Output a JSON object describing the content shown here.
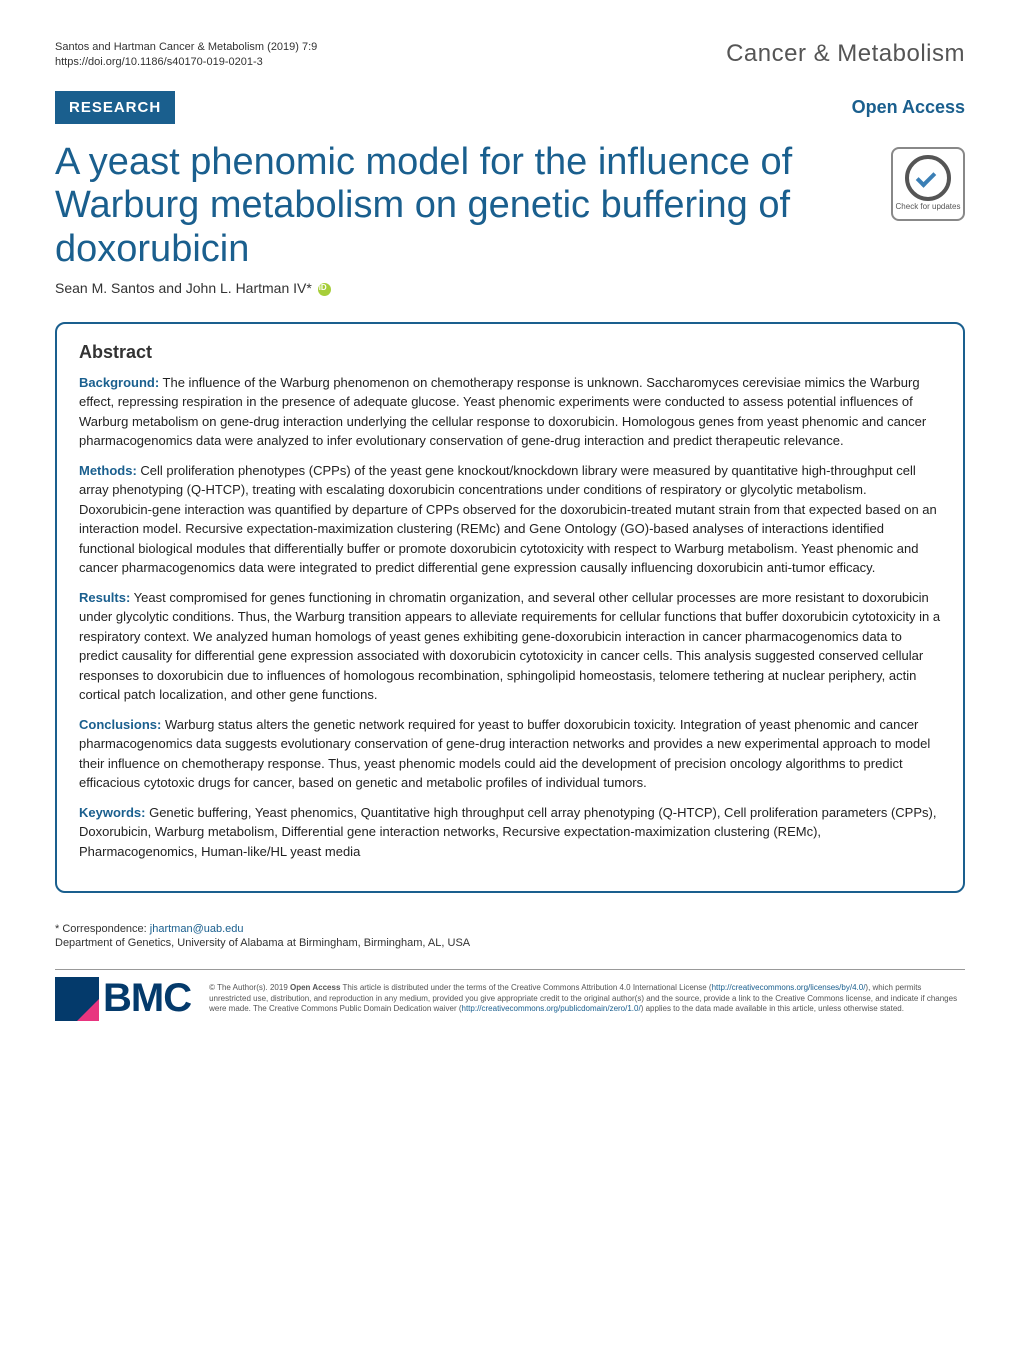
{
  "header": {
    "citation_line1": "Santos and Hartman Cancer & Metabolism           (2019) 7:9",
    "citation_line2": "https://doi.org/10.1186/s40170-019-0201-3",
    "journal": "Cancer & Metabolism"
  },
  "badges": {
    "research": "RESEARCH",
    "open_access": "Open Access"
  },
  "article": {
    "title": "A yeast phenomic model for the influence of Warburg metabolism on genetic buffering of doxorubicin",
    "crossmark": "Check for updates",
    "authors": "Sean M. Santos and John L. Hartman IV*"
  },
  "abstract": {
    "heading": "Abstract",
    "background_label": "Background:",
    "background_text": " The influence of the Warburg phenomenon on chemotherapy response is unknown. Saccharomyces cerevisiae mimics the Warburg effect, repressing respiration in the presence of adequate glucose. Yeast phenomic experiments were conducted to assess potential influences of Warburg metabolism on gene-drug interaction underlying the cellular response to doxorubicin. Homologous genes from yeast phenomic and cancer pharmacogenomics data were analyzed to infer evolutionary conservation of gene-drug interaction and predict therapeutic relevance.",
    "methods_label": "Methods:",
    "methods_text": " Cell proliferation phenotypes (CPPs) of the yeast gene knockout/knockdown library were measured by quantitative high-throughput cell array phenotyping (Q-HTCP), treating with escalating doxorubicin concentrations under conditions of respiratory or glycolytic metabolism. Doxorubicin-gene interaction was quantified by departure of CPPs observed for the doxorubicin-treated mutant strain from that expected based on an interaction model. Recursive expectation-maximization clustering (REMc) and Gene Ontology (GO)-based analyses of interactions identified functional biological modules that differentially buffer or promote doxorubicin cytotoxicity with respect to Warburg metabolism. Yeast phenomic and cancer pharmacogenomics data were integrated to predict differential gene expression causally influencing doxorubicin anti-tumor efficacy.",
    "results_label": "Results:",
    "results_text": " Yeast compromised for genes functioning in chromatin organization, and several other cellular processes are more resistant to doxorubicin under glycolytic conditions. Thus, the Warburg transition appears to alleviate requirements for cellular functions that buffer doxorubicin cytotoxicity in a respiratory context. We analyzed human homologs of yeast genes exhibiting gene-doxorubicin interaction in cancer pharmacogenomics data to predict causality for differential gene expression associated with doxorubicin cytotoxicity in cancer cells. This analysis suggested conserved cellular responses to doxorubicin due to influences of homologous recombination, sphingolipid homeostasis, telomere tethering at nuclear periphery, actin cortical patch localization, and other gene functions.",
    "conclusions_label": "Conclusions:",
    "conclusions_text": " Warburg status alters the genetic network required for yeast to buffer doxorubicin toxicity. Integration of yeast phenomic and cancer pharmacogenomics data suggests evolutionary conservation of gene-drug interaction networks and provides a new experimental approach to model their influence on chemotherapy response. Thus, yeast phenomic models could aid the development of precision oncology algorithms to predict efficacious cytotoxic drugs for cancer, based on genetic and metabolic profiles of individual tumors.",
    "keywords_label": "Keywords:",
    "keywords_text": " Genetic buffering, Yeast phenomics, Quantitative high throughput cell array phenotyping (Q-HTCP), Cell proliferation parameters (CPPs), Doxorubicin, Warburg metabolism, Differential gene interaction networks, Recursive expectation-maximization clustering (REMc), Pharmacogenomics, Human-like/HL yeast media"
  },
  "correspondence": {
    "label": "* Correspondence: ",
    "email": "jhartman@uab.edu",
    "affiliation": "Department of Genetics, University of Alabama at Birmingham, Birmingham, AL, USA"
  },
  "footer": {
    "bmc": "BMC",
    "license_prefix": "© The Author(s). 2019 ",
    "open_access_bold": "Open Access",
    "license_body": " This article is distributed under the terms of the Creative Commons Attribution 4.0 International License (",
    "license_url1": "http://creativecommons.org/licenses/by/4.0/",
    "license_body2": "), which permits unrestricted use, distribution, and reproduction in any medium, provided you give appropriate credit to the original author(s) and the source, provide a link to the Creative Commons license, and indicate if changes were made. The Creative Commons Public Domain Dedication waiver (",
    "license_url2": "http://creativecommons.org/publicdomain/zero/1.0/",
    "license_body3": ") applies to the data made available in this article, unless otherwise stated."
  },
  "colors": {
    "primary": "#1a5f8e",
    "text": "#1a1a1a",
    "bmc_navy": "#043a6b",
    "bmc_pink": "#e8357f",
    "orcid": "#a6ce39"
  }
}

What you should do ->
Copy each line of the listing in which the word "Santos" can be found.

Your response ->
    "citation_line1": "Santos and Hartman Cancer & Metabolism           (2019) 7:9",
    "authors": "Sean M. Santos and John L. Hartman IV*"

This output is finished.